[Start of Listed entries]
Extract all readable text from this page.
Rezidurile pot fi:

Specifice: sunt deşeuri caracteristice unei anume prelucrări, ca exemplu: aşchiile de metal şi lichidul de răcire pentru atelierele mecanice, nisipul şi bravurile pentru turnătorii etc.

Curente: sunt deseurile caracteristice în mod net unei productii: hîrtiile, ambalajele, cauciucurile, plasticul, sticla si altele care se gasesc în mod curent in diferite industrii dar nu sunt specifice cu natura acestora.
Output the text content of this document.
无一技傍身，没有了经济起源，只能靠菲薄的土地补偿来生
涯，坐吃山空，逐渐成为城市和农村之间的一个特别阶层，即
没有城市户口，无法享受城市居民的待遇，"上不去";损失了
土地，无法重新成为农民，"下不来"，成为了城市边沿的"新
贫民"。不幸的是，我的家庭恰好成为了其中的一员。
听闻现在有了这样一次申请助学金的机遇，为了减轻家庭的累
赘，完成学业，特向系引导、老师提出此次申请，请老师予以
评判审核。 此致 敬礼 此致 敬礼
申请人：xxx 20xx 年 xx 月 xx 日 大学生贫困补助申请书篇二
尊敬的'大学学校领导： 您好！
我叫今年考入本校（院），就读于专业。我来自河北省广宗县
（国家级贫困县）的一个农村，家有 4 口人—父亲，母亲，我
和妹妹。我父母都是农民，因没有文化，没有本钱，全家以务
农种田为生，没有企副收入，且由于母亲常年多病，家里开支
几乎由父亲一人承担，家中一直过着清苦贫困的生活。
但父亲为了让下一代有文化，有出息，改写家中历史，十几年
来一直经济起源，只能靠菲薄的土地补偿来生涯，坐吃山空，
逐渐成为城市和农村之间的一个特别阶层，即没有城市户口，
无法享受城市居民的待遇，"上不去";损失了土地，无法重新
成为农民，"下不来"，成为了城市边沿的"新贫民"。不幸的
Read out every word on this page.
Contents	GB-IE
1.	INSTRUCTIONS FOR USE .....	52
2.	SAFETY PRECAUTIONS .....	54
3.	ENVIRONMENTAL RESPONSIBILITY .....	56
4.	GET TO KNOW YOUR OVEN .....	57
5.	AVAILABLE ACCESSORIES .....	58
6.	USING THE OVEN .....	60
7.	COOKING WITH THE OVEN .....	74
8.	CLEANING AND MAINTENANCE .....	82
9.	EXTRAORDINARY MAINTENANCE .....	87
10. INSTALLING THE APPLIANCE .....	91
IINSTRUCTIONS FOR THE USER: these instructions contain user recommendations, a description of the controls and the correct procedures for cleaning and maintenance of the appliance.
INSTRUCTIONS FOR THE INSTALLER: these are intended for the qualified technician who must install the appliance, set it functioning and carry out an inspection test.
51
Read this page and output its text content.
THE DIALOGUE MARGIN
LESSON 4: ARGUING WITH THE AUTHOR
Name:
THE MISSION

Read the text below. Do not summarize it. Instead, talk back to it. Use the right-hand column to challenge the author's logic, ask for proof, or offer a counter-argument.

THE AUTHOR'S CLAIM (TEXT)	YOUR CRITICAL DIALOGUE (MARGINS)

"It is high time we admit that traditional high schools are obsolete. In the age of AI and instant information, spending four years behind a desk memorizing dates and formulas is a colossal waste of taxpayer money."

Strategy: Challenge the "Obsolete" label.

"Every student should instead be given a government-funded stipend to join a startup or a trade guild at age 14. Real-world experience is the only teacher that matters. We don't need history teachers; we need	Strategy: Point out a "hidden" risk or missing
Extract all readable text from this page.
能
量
[End of Listed entries]
→ Requirement: Copy out each record, keeping every word as it is.

→ Solution:
Extract all readable text from this page.
Rezidurile pot fi:

Specifice: sunt deşeuri caracteristice unei anume prelucrări, ca exemplu: aşchiile de metal şi lichidul de răcire pentru atelierele mecanice, nisipul şi bravurile pentru turnătorii etc.

Curente: sunt deseurile caracteristice în mod net unei productii: hîrtiile, ambalajele, cauciucurile, plasticul, sticla si altele care se gasesc în mod curent in diferite industrii dar nu sunt specifice cu natura acestora.
Output the text content of this document.
无一技傍身，没有了经济起源，只能靠菲薄的土地补偿来生
涯，坐吃山空，逐渐成为城市和农村之间的一个特别阶层，即
没有城市户口，无法享受城市居民的待遇，"上不去";损失了
土地，无法重新成为农民，"下不来"，成为了城市边沿的"新
贫民"。不幸的是，我的家庭恰好成为了其中的一员。
听闻现在有了这样一次申请助学金的机遇，为了减轻家庭的累
赘，完成学业，特向系引导、老师提出此次申请，请老师予以
评判审核。 此致 敬礼 此致 敬礼
申请人：xxx 20xx 年 xx 月 xx 日 大学生贫困补助申请书篇二
尊敬的'大学学校领导： 您好！
我叫今年考入本校（院），就读于专业。我来自河北省广宗县
（国家级贫困县）的一个农村，家有 4 口人—父亲，母亲，我
和妹妹。我父母都是农民，因没有文化，没有本钱，全家以务
农种田为生，没有企副收入，且由于母亲常年多病，家里开支
几乎由父亲一人承担，家中一直过着清苦贫困的生活。
但父亲为了让下一代有文化，有出息，改写家中历史，十几年
来一直经济起源，只能靠菲薄的土地补偿来生涯，坐吃山空，
逐渐成为城市和农村之间的一个特别阶层，即没有城市户口，
无法享受城市居民的待遇，"上不去";损失了土地，无法重新
成为农民，"下不来"，成为了城市边沿的"新贫民"。不幸的
Read out every word on this page.
Contents	GB-IE
1.	INSTRUCTIONS FOR USE .....	52
2.	SAFETY PRECAUTIONS .....	54
3.	ENVIRONMENTAL RESPONSIBILITY .....	56
4.	GET TO KNOW YOUR OVEN .....	57
5.	AVAILABLE ACCESSORIES .....	58
6.	USING THE OVEN .....	60
7.	COOKING WITH THE OVEN .....	74
8.	CLEANING AND MAINTENANCE .....	82
9.	EXTRAORDINARY MAINTENANCE .....	87
10. INSTALLING THE APPLIANCE .....	91
IINSTRUCTIONS FOR THE USER: these instructions contain user recommendations, a description of the controls and the correct procedures for cleaning and maintenance of the appliance.
INSTRUCTIONS FOR THE INSTALLER: these are intended for the qualified technician who must install the appliance, set it functioning and carry out an inspection test.
51
Read this page and output its text content.
THE DIALOGUE MARGIN
LESSON 4: ARGUING WITH THE AUTHOR
Name:
THE MISSION

Read the text below. Do not summarize it. Instead, talk back to it. Use the right-hand column to challenge the author's logic, ask for proof, or offer a counter-argument.

THE AUTHOR'S CLAIM (TEXT)	YOUR CRITICAL DIALOGUE (MARGINS)

"It is high time we admit that traditional high schools are obsolete. In the age of AI and instant information, spending four years behind a desk memorizing dates and formulas is a colossal waste of taxpayer money."

Strategy: Challenge the "Obsolete" label.

"Every student should instead be given a government-funded stipend to join a startup or a trade guild at age 14. Real-world experience is the only teacher that matters. We don't need history teachers; we need	Strategy: Point out a "hidden" risk or missing
Extract all readable text from this page.
能
量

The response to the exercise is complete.